Entries shown:
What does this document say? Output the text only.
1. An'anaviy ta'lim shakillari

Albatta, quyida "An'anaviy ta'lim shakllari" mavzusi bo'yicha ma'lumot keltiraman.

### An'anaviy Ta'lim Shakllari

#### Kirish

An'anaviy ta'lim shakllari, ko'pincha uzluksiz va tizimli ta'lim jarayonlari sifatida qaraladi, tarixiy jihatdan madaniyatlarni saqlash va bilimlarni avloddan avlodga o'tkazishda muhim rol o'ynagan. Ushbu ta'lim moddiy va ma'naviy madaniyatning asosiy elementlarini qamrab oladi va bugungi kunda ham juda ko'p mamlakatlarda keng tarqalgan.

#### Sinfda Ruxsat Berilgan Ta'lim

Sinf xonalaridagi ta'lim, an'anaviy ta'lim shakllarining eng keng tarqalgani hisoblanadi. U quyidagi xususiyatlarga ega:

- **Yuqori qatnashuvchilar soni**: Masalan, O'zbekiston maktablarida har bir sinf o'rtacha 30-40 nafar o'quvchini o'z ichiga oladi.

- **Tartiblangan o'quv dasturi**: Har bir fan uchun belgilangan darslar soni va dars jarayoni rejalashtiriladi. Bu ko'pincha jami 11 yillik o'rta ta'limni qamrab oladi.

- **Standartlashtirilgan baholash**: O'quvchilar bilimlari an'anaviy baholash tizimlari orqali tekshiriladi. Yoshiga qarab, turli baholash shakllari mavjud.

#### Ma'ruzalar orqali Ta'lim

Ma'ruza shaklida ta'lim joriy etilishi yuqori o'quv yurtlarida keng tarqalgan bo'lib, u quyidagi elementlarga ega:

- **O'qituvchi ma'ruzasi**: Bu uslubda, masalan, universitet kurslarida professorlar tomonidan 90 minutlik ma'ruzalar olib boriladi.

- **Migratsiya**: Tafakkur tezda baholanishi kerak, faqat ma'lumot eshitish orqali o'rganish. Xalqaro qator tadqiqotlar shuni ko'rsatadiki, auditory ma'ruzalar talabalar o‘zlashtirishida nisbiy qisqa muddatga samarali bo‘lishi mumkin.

Given task: Write each line above out exactly.

Solution:
What does this document say? Output the text only.
1. An'anaviy ta'lim shakillari

Albatta, quyida "An'anaviy ta'lim shakllari" mavzusi bo'yicha ma'lumot keltiraman.

### An'anaviy Ta'lim Shakllari

#### Kirish

An'anaviy ta'lim shakllari, ko'pincha uzluksiz va tizimli ta'lim jarayonlari sifatida qaraladi, tarixiy jihatdan madaniyatlarni saqlash va bilimlarni avloddan avlodga o'tkazishda muhim rol o'ynagan. Ushbu ta'lim moddiy va ma'naviy madaniyatning asosiy elementlarini qamrab oladi va bugungi kunda ham juda ko'p mamlakatlarda keng tarqalgan.

#### Sinfda Ruxsat Berilgan Ta'lim

Sinf xonalaridagi ta'lim, an'anaviy ta'lim shakllarining eng keng tarqalgani hisoblanadi. U quyidagi xususiyatlarga ega:

- **Yuqori qatnashuvchilar soni**: Masalan, O'zbekiston maktablarida har bir sinf o'rtacha 30-40 nafar o'quvchini o'z ichiga oladi.

- **Tartiblangan o'quv dasturi**: Har bir fan uchun belgilangan darslar soni va dars jarayoni rejalashtiriladi. Bu ko'pincha jami 11 yillik o'rta ta'limni qamrab oladi.

- **Standartlashtirilgan baholash**: O'quvchilar bilimlari an'anaviy baholash tizimlari orqali tekshiriladi. Yoshiga qarab, turli baholash shakllari mavjud.

#### Ma'ruzalar orqali Ta'lim

Ma'ruza shaklida ta'lim joriy etilishi yuqori o'quv yurtlarida keng tarqalgan bo'lib, u quyidagi elementlarga ega:

- **O'qituvchi ma'ruzasi**: Bu uslubda, masalan, universitet kurslarida professorlar tomonidan 90 minutlik ma'ruzalar olib boriladi.

- **Migratsiya**: Tafakkur tezda baholanishi kerak, faqat ma'lumot eshitish orqali o'rganish. Xalqaro qator tadqiqotlar shuni ko'rsatadiki, auditory ma'ruzalar talabalar o‘zlashtirishida nisbiy qisqa muddatga samarali bo‘lishi mumkin.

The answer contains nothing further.